[Stored data entries]
● ● ● ●
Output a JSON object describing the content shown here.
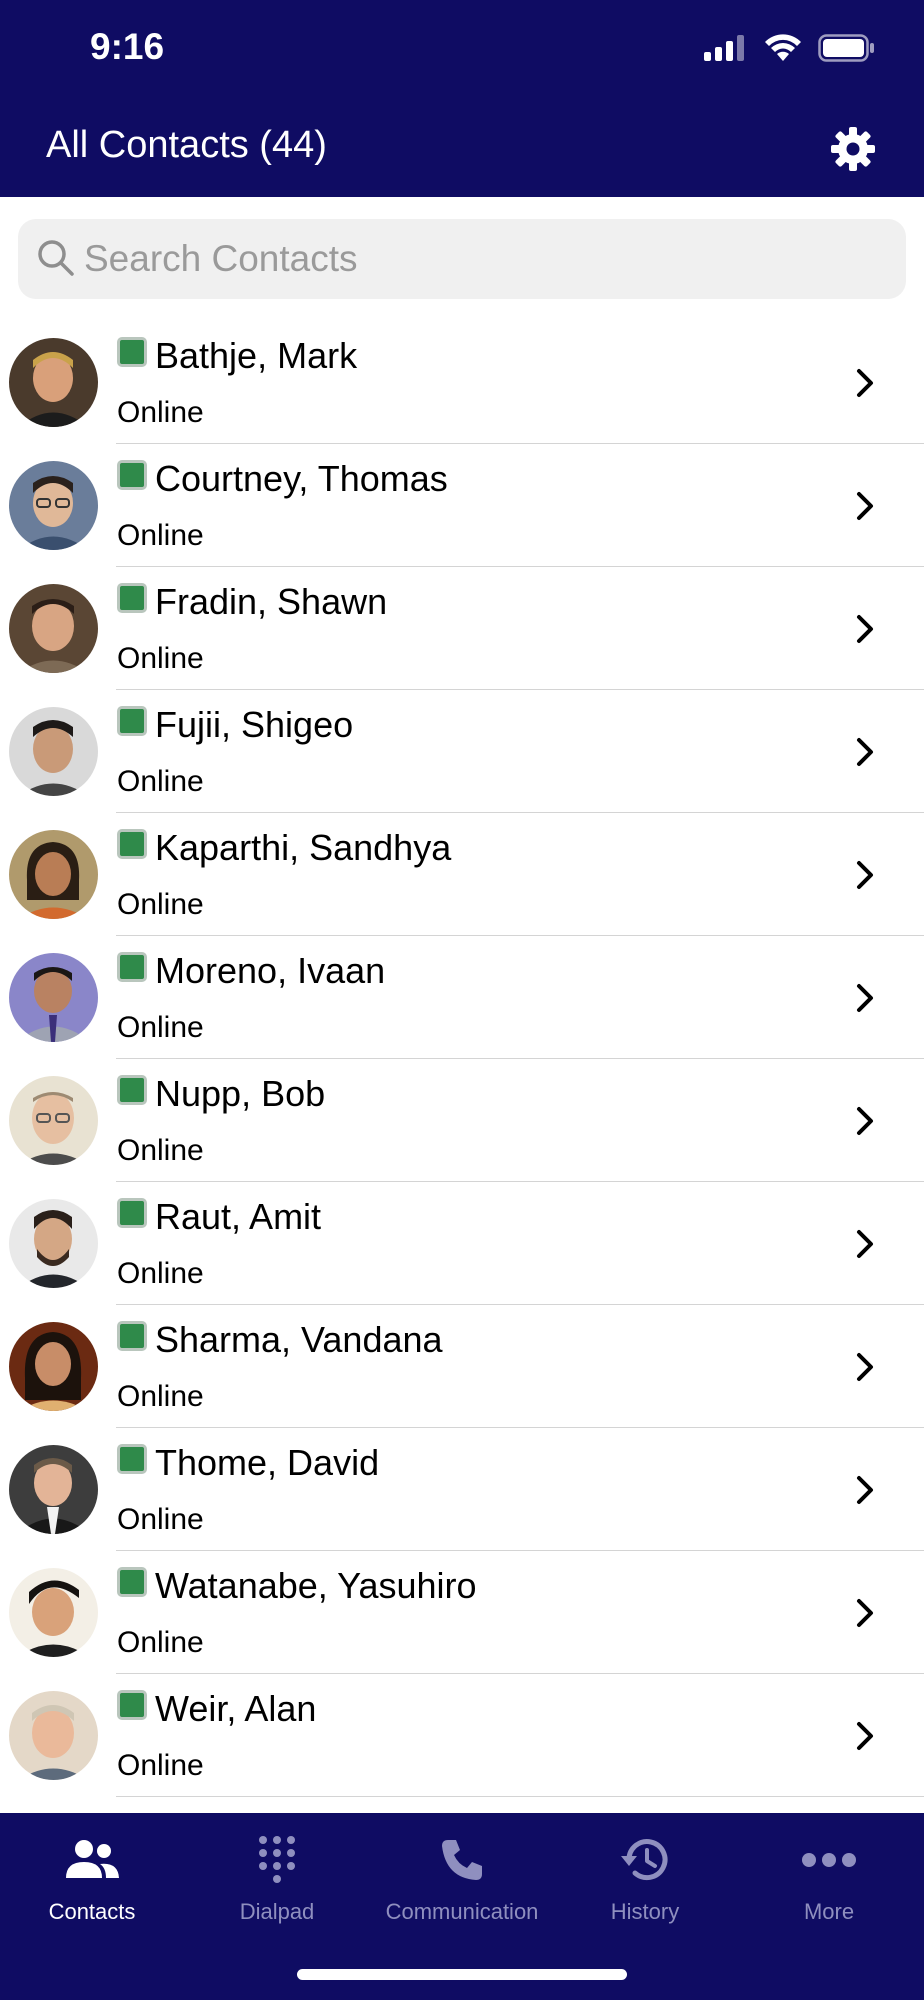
{
  "status_bar": {
    "time": "9:16"
  },
  "header": {
    "title": "All Contacts (44)"
  },
  "search": {
    "placeholder": "Search Contacts",
    "value": ""
  },
  "contacts": [
    {
      "name": "Bathje, Mark",
      "status": "Online"
    },
    {
      "name": "Courtney, Thomas",
      "status": "Online"
    },
    {
      "name": "Fradin, Shawn",
      "status": "Online"
    },
    {
      "name": "Fujii, Shigeo",
      "status": "Online"
    },
    {
      "name": "Kaparthi, Sandhya",
      "status": "Online"
    },
    {
      "name": "Moreno, Ivaan",
      "status": "Online"
    },
    {
      "name": "Nupp, Bob",
      "status": "Online"
    },
    {
      "name": "Raut, Amit",
      "status": "Online"
    },
    {
      "name": "Sharma, Vandana",
      "status": "Online"
    },
    {
      "name": "Thome, David",
      "status": "Online"
    },
    {
      "name": "Watanabe, Yasuhiro",
      "status": "Online"
    },
    {
      "name": "Weir, Alan",
      "status": "Online"
    }
  ],
  "tabs": [
    {
      "label": "Contacts",
      "icon": "people-icon",
      "active": true
    },
    {
      "label": "Dialpad",
      "icon": "dialpad-icon",
      "active": false
    },
    {
      "label": "Communication",
      "icon": "phone-icon",
      "active": false
    },
    {
      "label": "History",
      "icon": "history-icon",
      "active": false
    },
    {
      "label": "More",
      "icon": "more-icon",
      "active": false
    }
  ],
  "colors": {
    "nav_background": "#0f0c63",
    "presence_online": "#2f8a4a",
    "tab_inactive": "#8f8fbf",
    "tab_active": "#ffffff"
  }
}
● ● ● ●
▸ **Task to complete**:
Reproduce the listing exactly. Leave its pictures out.

▸ **Answer to this exercise**:
Output a JSON object describing the content shown here.
{
  "status_bar": {
    "time": "9:16"
  },
  "header": {
    "title": "All Contacts (44)"
  },
  "search": {
    "placeholder": "Search Contacts",
    "value": ""
  },
  "contacts": [
    {
      "name": "Bathje, Mark",
      "status": "Online"
    },
    {
      "name": "Courtney, Thomas",
      "status": "Online"
    },
    {
      "name": "Fradin, Shawn",
      "status": "Online"
    },
    {
      "name": "Fujii, Shigeo",
      "status": "Online"
    },
    {
      "name": "Kaparthi, Sandhya",
      "status": "Online"
    },
    {
      "name": "Moreno, Ivaan",
      "status": "Online"
    },
    {
      "name": "Nupp, Bob",
      "status": "Online"
    },
    {
      "name": "Raut, Amit",
      "status": "Online"
    },
    {
      "name": "Sharma, Vandana",
      "status": "Online"
    },
    {
      "name": "Thome, David",
      "status": "Online"
    },
    {
      "name": "Watanabe, Yasuhiro",
      "status": "Online"
    },
    {
      "name": "Weir, Alan",
      "status": "Online"
    }
  ],
  "tabs": [
    {
      "label": "Contacts",
      "icon": "people-icon",
      "active": true
    },
    {
      "label": "Dialpad",
      "icon": "dialpad-icon",
      "active": false
    },
    {
      "label": "Communication",
      "icon": "phone-icon",
      "active": false
    },
    {
      "label": "History",
      "icon": "history-icon",
      "active": false
    },
    {
      "label": "More",
      "icon": "more-icon",
      "active": false
    }
  ],
  "colors": {
    "nav_background": "#0f0c63",
    "presence_online": "#2f8a4a",
    "tab_inactive": "#8f8fbf",
    "tab_active": "#ffffff"
  }
}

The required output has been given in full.